— begin Dataset content —

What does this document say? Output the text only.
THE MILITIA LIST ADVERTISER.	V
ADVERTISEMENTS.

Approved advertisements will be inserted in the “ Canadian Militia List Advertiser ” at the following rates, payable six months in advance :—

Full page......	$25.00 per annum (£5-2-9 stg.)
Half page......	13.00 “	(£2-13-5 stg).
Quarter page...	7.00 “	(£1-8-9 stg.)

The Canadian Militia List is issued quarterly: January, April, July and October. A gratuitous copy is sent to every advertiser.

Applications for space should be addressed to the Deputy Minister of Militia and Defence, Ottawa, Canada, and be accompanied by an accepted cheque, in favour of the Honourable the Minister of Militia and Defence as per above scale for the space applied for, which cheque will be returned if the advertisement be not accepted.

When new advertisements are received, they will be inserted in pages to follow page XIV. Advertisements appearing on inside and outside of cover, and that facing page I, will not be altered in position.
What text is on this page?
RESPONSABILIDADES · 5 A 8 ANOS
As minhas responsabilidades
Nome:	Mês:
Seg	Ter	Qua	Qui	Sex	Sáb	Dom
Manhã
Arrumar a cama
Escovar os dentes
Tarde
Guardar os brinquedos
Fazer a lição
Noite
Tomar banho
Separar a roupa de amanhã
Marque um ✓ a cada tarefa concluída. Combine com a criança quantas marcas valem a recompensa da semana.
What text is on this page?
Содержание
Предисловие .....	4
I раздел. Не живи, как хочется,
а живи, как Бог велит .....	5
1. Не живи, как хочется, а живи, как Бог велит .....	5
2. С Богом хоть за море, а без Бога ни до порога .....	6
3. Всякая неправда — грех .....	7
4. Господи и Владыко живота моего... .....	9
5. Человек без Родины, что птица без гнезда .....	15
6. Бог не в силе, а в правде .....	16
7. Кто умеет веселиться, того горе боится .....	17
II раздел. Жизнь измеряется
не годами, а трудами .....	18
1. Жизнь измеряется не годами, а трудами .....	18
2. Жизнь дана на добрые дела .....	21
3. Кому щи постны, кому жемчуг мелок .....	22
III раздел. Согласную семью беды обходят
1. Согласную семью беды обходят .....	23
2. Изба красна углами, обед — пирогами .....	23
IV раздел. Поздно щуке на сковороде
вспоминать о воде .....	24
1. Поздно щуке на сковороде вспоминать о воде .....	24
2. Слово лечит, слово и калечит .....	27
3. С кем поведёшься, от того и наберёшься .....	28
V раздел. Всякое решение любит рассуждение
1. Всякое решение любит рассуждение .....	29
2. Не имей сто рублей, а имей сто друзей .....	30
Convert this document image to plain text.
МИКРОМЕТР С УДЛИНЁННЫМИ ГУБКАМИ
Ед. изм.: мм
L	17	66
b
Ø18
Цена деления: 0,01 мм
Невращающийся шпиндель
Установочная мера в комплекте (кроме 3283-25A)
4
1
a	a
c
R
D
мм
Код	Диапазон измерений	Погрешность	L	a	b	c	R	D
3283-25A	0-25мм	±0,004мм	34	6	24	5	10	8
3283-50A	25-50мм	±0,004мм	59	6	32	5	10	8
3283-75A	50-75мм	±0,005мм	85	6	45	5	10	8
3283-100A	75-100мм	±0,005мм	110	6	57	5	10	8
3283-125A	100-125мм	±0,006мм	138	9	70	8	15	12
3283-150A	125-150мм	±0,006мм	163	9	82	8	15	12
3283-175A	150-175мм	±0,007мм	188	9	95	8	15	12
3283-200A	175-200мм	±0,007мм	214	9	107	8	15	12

— end Dataset content —

Exercise instructions: Write out every line exactly as it stands.

Result of this exercise:
What does this document say? Output the text only.
THE MILITIA LIST ADVERTISER.	V
ADVERTISEMENTS.

Approved advertisements will be inserted in the “ Canadian Militia List Advertiser ” at the following rates, payable six months in advance :—

Full page......	$25.00 per annum (£5-2-9 stg.)
Half page......	13.00 “	(£2-13-5 stg).
Quarter page...	7.00 “	(£1-8-9 stg.)

The Canadian Militia List is issued quarterly: January, April, July and October. A gratuitous copy is sent to every advertiser.

Applications for space should be addressed to the Deputy Minister of Militia and Defence, Ottawa, Canada, and be accompanied by an accepted cheque, in favour of the Honourable the Minister of Militia and Defence as per above scale for the space applied for, which cheque will be returned if the advertisement be not accepted.

When new advertisements are received, they will be inserted in pages to follow page XIV. Advertisements appearing on inside and outside of cover, and that facing page I, will not be altered in position.
What text is on this page?
RESPONSABILIDADES · 5 A 8 ANOS
As minhas responsabilidades
Nome:	Mês:
Seg	Ter	Qua	Qui	Sex	Sáb	Dom
Manhã
Arrumar a cama
Escovar os dentes
Tarde
Guardar os brinquedos
Fazer a lição
Noite
Tomar banho
Separar a roupa de amanhã
Marque um ✓ a cada tarefa concluída. Combine com a criança quantas marcas valem a recompensa da semana.
What text is on this page?
Содержание
Предисловие .....	4
I раздел. Не живи, как хочется,
а живи, как Бог велит .....	5
1. Не живи, как хочется, а живи, как Бог велит .....	5
2. С Богом хоть за море, а без Бога ни до порога .....	6
3. Всякая неправда — грех .....	7
4. Господи и Владыко живота моего... .....	9
5. Человек без Родины, что птица без гнезда .....	15
6. Бог не в силе, а в правде .....	16
7. Кто умеет веселиться, того горе боится .....	17
II раздел. Жизнь измеряется
не годами, а трудами .....	18
1. Жизнь измеряется не годами, а трудами .....	18
2. Жизнь дана на добрые дела .....	21
3. Кому щи постны, кому жемчуг мелок .....	22
III раздел. Согласную семью беды обходят
1. Согласную семью беды обходят .....	23
2. Изба красна углами, обед — пирогами .....	23
IV раздел. Поздно щуке на сковороде
вспоминать о воде .....	24
1. Поздно щуке на сковороде вспоминать о воде .....	24
2. Слово лечит, слово и калечит .....	27
3. С кем поведёшься, от того и наберёшься .....	28
V раздел. Всякое решение любит рассуждение
1. Всякое решение любит рассуждение .....	29
2. Не имей сто рублей, а имей сто друзей .....	30
Convert this document image to plain text.
МИКРОМЕТР С УДЛИНЁННЫМИ ГУБКАМИ
Ед. изм.: мм
L	17	66
b
Ø18
Цена деления: 0,01 мм
Невращающийся шпиндель
Установочная мера в комплекте (кроме 3283-25A)
4
1
a	a
c
R
D
мм
Код	Диапазон измерений	Погрешность	L	a	b	c	R	D
3283-25A	0-25мм	±0,004мм	34	6	24	5	10	8
3283-50A	25-50мм	±0,004мм	59	6	32	5	10	8
3283-75A	50-75мм	±0,005мм	85	6	45	5	10	8
3283-100A	75-100мм	±0,005мм	110	6	57	5	10	8
3283-125A	100-125мм	±0,006мм	138	9	70	8	15	12
3283-150A	125-150мм	±0,006мм	163	9	82	8	15	12
3283-175A	150-175мм	±0,007мм	188	9	95	8	15	12
3283-200A	175-200мм	±0,007мм	214	9	107	8	15	12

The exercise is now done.